> _Given information_:
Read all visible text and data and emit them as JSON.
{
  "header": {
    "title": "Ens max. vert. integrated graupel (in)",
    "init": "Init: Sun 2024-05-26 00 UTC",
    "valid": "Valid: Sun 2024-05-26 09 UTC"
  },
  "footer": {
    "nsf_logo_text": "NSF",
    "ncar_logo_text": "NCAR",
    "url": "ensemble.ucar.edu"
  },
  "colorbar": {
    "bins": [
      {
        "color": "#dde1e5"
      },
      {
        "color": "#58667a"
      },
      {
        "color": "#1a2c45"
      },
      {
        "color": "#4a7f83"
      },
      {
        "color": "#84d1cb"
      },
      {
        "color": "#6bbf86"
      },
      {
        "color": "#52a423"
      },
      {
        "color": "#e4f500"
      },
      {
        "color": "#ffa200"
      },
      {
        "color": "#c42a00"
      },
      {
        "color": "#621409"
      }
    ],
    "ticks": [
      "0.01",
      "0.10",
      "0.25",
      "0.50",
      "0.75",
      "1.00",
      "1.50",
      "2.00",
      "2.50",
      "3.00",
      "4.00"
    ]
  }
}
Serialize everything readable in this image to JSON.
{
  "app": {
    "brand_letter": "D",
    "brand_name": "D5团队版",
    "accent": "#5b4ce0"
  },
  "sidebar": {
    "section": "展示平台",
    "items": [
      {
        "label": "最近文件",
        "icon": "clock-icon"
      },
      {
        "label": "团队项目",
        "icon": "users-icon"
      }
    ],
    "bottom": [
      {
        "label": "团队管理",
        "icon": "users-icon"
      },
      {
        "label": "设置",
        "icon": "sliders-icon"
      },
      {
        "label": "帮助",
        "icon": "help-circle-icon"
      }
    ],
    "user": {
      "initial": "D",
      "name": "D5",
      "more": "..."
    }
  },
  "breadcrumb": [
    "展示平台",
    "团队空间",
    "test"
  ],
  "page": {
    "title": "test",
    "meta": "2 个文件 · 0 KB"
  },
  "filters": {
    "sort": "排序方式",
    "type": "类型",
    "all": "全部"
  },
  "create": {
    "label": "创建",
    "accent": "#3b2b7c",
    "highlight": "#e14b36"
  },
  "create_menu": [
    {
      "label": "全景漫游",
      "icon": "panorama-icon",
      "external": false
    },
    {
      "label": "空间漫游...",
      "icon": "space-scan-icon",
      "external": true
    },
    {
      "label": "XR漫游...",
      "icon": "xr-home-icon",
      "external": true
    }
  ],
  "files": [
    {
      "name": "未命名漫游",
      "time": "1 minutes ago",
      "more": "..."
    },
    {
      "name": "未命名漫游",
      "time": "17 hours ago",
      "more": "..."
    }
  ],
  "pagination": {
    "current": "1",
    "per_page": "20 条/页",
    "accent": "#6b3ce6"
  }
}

> _What is expected_: Every record above needs to be repeated word for word.

> _Solved exercise_:
Read all visible text and data and emit them as JSON.
{
  "header": {
    "title": "Ens max. vert. integrated graupel (in)",
    "init": "Init: Sun 2024-05-26 00 UTC",
    "valid": "Valid: Sun 2024-05-26 09 UTC"
  },
  "footer": {
    "nsf_logo_text": "NSF",
    "ncar_logo_text": "NCAR",
    "url": "ensemble.ucar.edu"
  },
  "colorbar": {
    "bins": [
      {
        "color": "#dde1e5"
      },
      {
        "color": "#58667a"
      },
      {
        "color": "#1a2c45"
      },
      {
        "color": "#4a7f83"
      },
      {
        "color": "#84d1cb"
      },
      {
        "color": "#6bbf86"
      },
      {
        "color": "#52a423"
      },
      {
        "color": "#e4f500"
      },
      {
        "color": "#ffa200"
      },
      {
        "color": "#c42a00"
      },
      {
        "color": "#621409"
      }
    ],
    "ticks": [
      "0.01",
      "0.10",
      "0.25",
      "0.50",
      "0.75",
      "1.00",
      "1.50",
      "2.00",
      "2.50",
      "3.00",
      "4.00"
    ]
  }
}
Serialize everything readable in this image to JSON.
{
  "app": {
    "brand_letter": "D",
    "brand_name": "D5团队版",
    "accent": "#5b4ce0"
  },
  "sidebar": {
    "section": "展示平台",
    "items": [
      {
        "label": "最近文件",
        "icon": "clock-icon"
      },
      {
        "label": "团队项目",
        "icon": "users-icon"
      }
    ],
    "bottom": [
      {
        "label": "团队管理",
        "icon": "users-icon"
      },
      {
        "label": "设置",
        "icon": "sliders-icon"
      },
      {
        "label": "帮助",
        "icon": "help-circle-icon"
      }
    ],
    "user": {
      "initial": "D",
      "name": "D5",
      "more": "..."
    }
  },
  "breadcrumb": [
    "展示平台",
    "团队空间",
    "test"
  ],
  "page": {
    "title": "test",
    "meta": "2 个文件 · 0 KB"
  },
  "filters": {
    "sort": "排序方式",
    "type": "类型",
    "all": "全部"
  },
  "create": {
    "label": "创建",
    "accent": "#3b2b7c",
    "highlight": "#e14b36"
  },
  "create_menu": [
    {
      "label": "全景漫游",
      "icon": "panorama-icon",
      "external": false
    },
    {
      "label": "空间漫游...",
      "icon": "space-scan-icon",
      "external": true
    },
    {
      "label": "XR漫游...",
      "icon": "xr-home-icon",
      "external": true
    }
  ],
  "files": [
    {
      "name": "未命名漫游",
      "time": "1 minutes ago",
      "more": "..."
    },
    {
      "name": "未命名漫游",
      "time": "17 hours ago",
      "more": "..."
    }
  ],
  "pagination": {
    "current": "1",
    "per_page": "20 条/页",
    "accent": "#6b3ce6"
  }
}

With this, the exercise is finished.